Task instructions: In the entries that follow, how many lines contain "terenu"? Answer with the number only.

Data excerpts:
------------------------------------

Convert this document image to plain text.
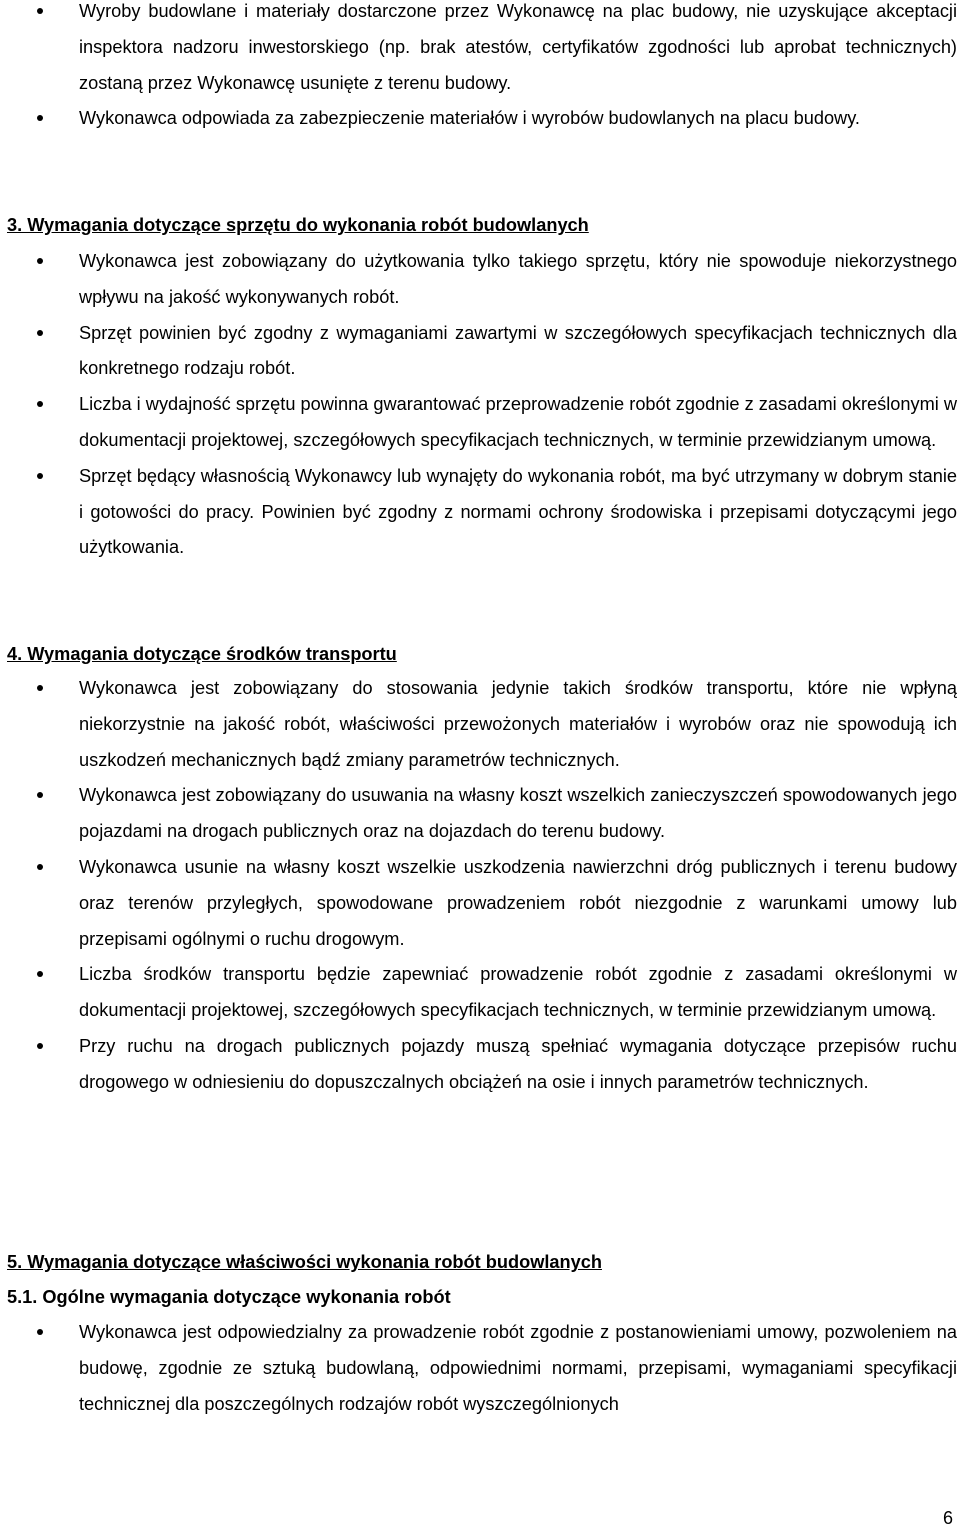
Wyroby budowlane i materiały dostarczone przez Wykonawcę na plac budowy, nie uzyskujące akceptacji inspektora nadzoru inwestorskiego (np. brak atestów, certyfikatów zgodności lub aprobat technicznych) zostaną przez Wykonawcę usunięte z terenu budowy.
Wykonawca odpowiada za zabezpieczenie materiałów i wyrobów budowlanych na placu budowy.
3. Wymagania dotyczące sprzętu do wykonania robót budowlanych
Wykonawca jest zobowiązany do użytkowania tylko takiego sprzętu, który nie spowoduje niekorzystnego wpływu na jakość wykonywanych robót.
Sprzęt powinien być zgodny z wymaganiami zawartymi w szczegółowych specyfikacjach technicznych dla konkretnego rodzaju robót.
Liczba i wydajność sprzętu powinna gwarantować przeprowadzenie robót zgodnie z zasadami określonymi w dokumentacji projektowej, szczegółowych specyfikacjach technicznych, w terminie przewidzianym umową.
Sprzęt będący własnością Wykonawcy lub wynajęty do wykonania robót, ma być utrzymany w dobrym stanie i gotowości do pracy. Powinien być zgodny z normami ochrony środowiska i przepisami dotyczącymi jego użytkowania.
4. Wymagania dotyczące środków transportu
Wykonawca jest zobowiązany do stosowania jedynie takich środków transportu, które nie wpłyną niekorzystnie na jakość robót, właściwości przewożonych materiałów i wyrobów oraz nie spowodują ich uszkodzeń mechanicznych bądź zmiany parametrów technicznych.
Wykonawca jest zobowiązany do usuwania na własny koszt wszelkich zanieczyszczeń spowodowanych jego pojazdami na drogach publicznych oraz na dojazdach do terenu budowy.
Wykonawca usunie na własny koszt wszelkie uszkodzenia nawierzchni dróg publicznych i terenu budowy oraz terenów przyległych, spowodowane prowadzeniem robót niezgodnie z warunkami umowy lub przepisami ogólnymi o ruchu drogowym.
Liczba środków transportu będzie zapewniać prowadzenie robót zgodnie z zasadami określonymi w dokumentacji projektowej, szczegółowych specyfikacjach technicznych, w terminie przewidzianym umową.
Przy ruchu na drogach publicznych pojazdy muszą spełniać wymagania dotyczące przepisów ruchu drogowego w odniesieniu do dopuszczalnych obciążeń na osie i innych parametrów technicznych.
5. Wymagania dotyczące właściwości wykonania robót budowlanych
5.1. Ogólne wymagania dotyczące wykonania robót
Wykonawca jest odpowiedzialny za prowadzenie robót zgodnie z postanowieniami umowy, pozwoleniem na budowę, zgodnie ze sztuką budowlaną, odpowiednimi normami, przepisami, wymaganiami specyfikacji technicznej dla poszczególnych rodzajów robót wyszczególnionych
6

------------------------------------

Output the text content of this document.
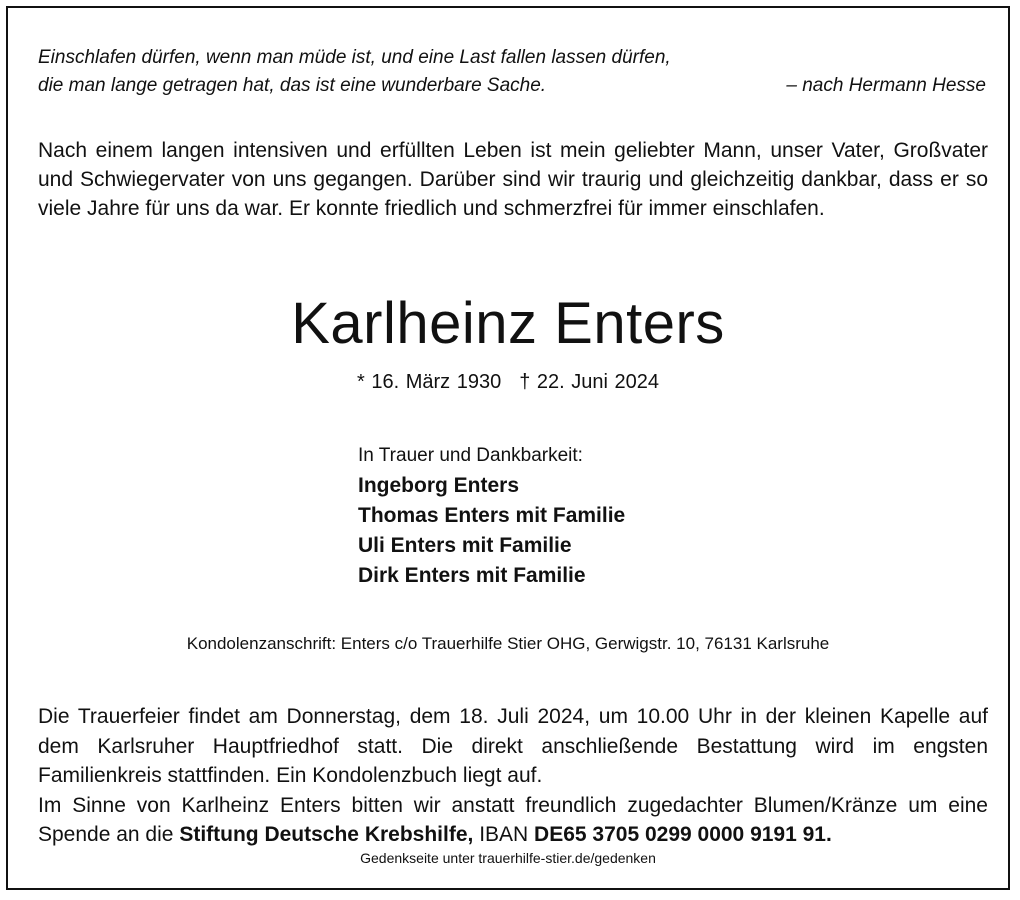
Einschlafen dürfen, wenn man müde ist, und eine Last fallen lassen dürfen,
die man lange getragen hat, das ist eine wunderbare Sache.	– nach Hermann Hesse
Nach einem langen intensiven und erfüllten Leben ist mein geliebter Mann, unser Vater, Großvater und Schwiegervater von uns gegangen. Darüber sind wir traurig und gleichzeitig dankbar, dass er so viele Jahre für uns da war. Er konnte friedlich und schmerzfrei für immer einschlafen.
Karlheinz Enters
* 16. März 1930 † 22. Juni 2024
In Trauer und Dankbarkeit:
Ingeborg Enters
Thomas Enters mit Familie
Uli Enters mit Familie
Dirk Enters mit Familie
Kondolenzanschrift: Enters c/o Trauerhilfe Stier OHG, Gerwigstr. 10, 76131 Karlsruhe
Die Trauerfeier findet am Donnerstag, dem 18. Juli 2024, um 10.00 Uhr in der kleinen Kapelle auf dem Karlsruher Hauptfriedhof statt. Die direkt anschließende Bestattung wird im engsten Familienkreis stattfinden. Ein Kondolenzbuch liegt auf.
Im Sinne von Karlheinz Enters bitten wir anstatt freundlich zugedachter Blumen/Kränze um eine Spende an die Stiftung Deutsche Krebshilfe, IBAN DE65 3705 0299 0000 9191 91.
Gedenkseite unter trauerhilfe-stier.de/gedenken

------------------------------------

Solution below: 3